**AIM OF THE EXERCISE**
Filter the records below for the word "blue". Copy each line that holds it.

**ROWS**
+ + +

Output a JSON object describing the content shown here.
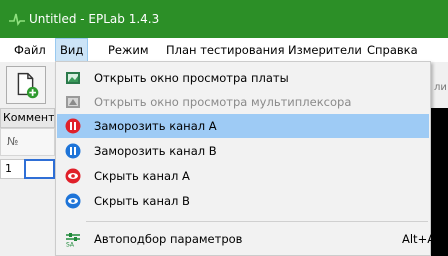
{
  "window": {
    "title": "Untitled - EPLab 1.4.3"
  },
  "menubar": {
    "items": [
      {
        "label": "Файл"
      },
      {
        "label": "Вид"
      },
      {
        "label": "Режим"
      },
      {
        "label": "План тестирования"
      },
      {
        "label": "Измерители"
      },
      {
        "label": "Справка"
      }
    ]
  },
  "toolbar": {
    "right_text": "ли"
  },
  "sidebar": {
    "comment_label": "Комментарий",
    "column_header": "№",
    "row_number": "1"
  },
  "view_menu": {
    "items": [
      {
        "label": "Открыть окно просмотра платы",
        "icon": "board-view-icon",
        "enabled": true
      },
      {
        "label": "Открыть окно просмотра мультиплексора",
        "icon": "multiplexer-view-icon",
        "enabled": false
      },
      {
        "label": "Заморозить канал A",
        "icon": "pause-red-icon",
        "enabled": true
      },
      {
        "label": "Заморозить канал B",
        "icon": "pause-blue-icon",
        "enabled": true
      },
      {
        "label": "Скрыть канал A",
        "icon": "eye-red-icon",
        "enabled": true
      },
      {
        "label": "Скрыть канал B",
        "icon": "eye-blue-icon",
        "enabled": true
      },
      {
        "label": "Автоподбор параметров",
        "icon": "auto-params-icon",
        "enabled": true,
        "shortcut": "Alt+A"
      }
    ],
    "highlighted_item": "Заморозить канал A"
  },
  "colors": {
    "titlebar": "#2c8f27",
    "menu_highlight": "#9ecbf5",
    "channel_a": "#e0202a",
    "channel_b": "#1e74d8"
  }
}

+ + +

**SOLUTION TO THIS PROBLEM**
        "icon": "pause-blue-icon",
        "icon": "eye-blue-icon",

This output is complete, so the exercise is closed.